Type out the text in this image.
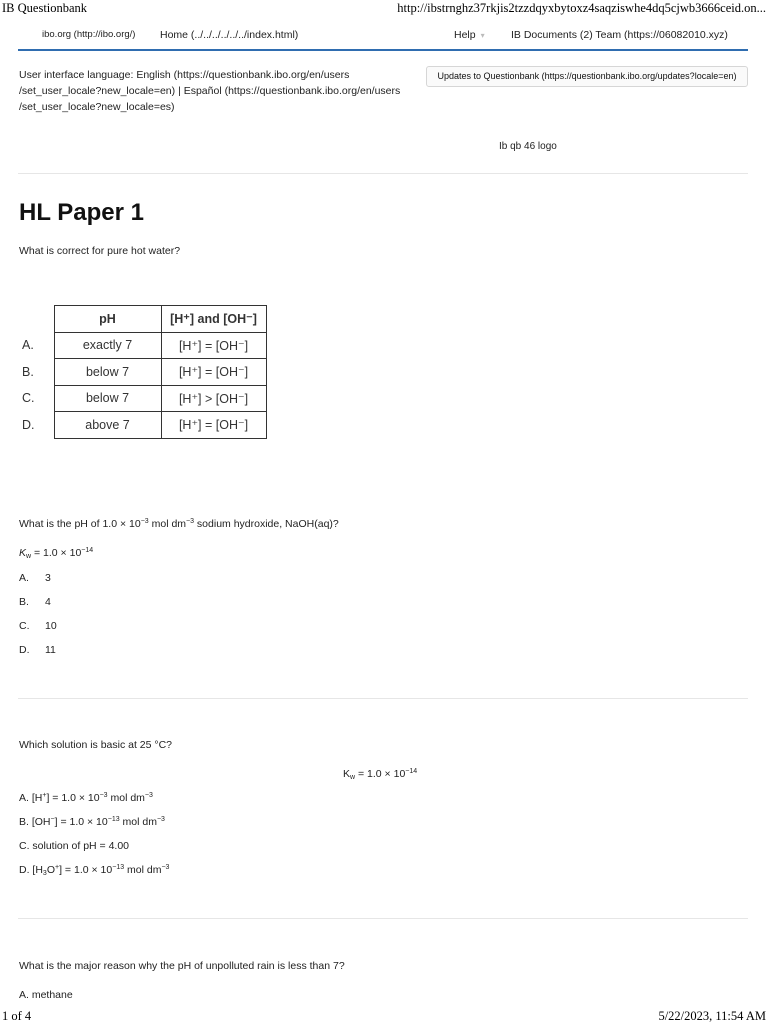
IB Questionbank	http://ibstrnghz37rkjis2tzzdqyxbytoxz4saqziswhe4dq5cjwb3666ceid.on...
ibo.org (http://ibo.org/) Home (../../../../../../index.html)	Help ▾	IB Documents (2) Team (https://06082010.xyz)
User interface language: English (https://questionbank.ibo.org/en/users
/set_user_locale?new_locale=en) | Español (https://questionbank.ibo.org/en/users
/set_user_locale?new_locale=es)
Updates to Questionbank (https://questionbank.ibo.org/updates?locale=en)
Ib qb 46 logo
HL Paper 1
What is correct for pure hot water?
	pH	[H⁺] and [OH⁻]
A.	exactly 7	[H⁺] = [OH⁻]
B.	below 7	[H⁺] = [OH⁻]
C.	below 7	[H⁺] > [OH⁻]
D.	above 7	[H⁺] = [OH⁻]
What is the pH of $1.0 \times 10^{-3}$ mol $dm^{-3}$ sodium hydroxide, NaOH(aq)?
$K_w = 1.0 \times 10^{-14}$
A. 3
B. 4
C. 10
D. 11
Which solution is basic at 25 °C?
$K_w = 1.0 \times 10^{-14}$
A. $[H^+] = 1.0 \times 10^{-3}$ mol $dm^{-3}$
B. $[OH^-] = 1.0 \times 10^{-13}$ mol $dm^{-3}$
C. solution of pH = 4.00
D. $[H_3O^+] = 1.0 \times 10^{-13}$ mol $dm^{-3}$
What is the major reason why the pH of unpolluted rain is less than 7?
A. methane
1 of 4	5/22/2023, 11:54 AM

--

EXERCISE DIRECTIONS:
Skip the pictures, then retype every line above exactly.

COMPLETED TASK:
Type out the text in this image.
IB Questionbank	http://ibstrnghz37rkjis2tzzdqyxbytoxz4saqziswhe4dq5cjwb3666ceid.on...
ibo.org (http://ibo.org/) Home (../../../../../../index.html)	Help ▾	IB Documents (2) Team (https://06082010.xyz)
User interface language: English (https://questionbank.ibo.org/en/users
/set_user_locale?new_locale=en) | Español (https://questionbank.ibo.org/en/users
/set_user_locale?new_locale=es)
Updates to Questionbank (https://questionbank.ibo.org/updates?locale=en)
Ib qb 46 logo
HL Paper 1
What is correct for pure hot water?
	pH	[H⁺] and [OH⁻]
A.	exactly 7	[H⁺] = [OH⁻]
B.	below 7	[H⁺] = [OH⁻]
C.	below 7	[H⁺] > [OH⁻]
D.	above 7	[H⁺] = [OH⁻]
What is the pH of $1.0 \times 10^{-3}$ mol $dm^{-3}$ sodium hydroxide, NaOH(aq)?
$K_w = 1.0 \times 10^{-14}$
A. 3
B. 4
C. 10
D. 11
Which solution is basic at 25 °C?
$K_w = 1.0 \times 10^{-14}$
A. $[H^+] = 1.0 \times 10^{-3}$ mol $dm^{-3}$
B. $[OH^-] = 1.0 \times 10^{-13}$ mol $dm^{-3}$
C. solution of pH = 4.00
D. $[H_3O^+] = 1.0 \times 10^{-13}$ mol $dm^{-3}$
What is the major reason why the pH of unpolluted rain is less than 7?
A. methane
1 of 4	5/22/2023, 11:54 AM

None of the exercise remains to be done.